--- ENTRIES SHOWN ---

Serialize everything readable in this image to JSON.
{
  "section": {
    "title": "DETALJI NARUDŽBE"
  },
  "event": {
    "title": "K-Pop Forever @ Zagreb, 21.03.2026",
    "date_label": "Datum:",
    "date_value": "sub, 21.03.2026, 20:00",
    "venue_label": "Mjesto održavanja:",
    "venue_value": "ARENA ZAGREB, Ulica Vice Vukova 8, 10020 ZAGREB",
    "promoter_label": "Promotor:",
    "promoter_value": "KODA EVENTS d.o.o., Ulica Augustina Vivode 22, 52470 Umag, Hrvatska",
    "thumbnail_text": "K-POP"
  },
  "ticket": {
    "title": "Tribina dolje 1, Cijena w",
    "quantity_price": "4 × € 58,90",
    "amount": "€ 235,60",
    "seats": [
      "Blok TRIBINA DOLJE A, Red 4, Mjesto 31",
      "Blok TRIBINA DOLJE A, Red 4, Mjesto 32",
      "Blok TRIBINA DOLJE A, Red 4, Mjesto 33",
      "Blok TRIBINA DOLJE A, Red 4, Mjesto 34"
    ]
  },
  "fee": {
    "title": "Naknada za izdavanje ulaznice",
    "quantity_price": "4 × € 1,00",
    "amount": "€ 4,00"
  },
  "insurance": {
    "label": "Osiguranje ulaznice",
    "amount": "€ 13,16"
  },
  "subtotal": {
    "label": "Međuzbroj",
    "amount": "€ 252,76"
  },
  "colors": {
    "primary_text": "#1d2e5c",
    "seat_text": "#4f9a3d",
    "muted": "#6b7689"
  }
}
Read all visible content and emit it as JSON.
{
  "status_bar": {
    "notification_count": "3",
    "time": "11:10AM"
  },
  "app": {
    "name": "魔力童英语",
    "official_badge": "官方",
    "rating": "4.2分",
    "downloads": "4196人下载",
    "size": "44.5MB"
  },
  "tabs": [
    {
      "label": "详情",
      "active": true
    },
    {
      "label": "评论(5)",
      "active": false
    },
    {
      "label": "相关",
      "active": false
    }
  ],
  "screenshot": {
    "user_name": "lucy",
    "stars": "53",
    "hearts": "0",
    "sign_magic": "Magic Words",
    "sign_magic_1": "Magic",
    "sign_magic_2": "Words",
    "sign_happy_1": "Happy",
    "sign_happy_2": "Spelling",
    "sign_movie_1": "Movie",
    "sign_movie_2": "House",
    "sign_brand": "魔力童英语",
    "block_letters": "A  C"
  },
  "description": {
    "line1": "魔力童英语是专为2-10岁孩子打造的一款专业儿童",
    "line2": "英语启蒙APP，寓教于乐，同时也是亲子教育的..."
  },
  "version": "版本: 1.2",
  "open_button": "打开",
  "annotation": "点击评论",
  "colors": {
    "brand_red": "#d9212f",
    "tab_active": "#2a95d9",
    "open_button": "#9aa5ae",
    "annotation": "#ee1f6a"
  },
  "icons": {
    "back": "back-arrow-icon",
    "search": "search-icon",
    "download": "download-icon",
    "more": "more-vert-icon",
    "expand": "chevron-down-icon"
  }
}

---

§ GOAL OF THE EXERCISE
Starting with the line that contains "Read all visible content and emit it as JSON.", write out each line through the end of the listing, exactly as it appears, and include nothing else.

§ COMPLETED EXERCISE
Read all visible content and emit it as JSON.
{
  "status_bar": {
    "notification_count": "3",
    "time": "11:10AM"
  },
  "app": {
    "name": "魔力童英语",
    "official_badge": "官方",
    "rating": "4.2分",
    "downloads": "4196人下载",
    "size": "44.5MB"
  },
  "tabs": [
    {
      "label": "详情",
      "active": true
    },
    {
      "label": "评论(5)",
      "active": false
    },
    {
      "label": "相关",
      "active": false
    }
  ],
  "screenshot": {
    "user_name": "lucy",
    "stars": "53",
    "hearts": "0",
    "sign_magic": "Magic Words",
    "sign_magic_1": "Magic",
    "sign_magic_2": "Words",
    "sign_happy_1": "Happy",
    "sign_happy_2": "Spelling",
    "sign_movie_1": "Movie",
    "sign_movie_2": "House",
    "sign_brand": "魔力童英语",
    "block_letters": "A  C"
  },
  "description": {
    "line1": "魔力童英语是专为2-10岁孩子打造的一款专业儿童",
    "line2": "英语启蒙APP，寓教于乐，同时也是亲子教育的..."
  },
  "version": "版本: 1.2",
  "open_button": "打开",
  "annotation": "点击评论",
  "colors": {
    "brand_red": "#d9212f",
    "tab_active": "#2a95d9",
    "open_button": "#9aa5ae",
    "annotation": "#ee1f6a"
  },
  "icons": {
    "back": "back-arrow-icon",
    "search": "search-icon",
    "download": "download-icon",
    "more": "more-vert-icon",
    "expand": "chevron-down-icon"
  }
}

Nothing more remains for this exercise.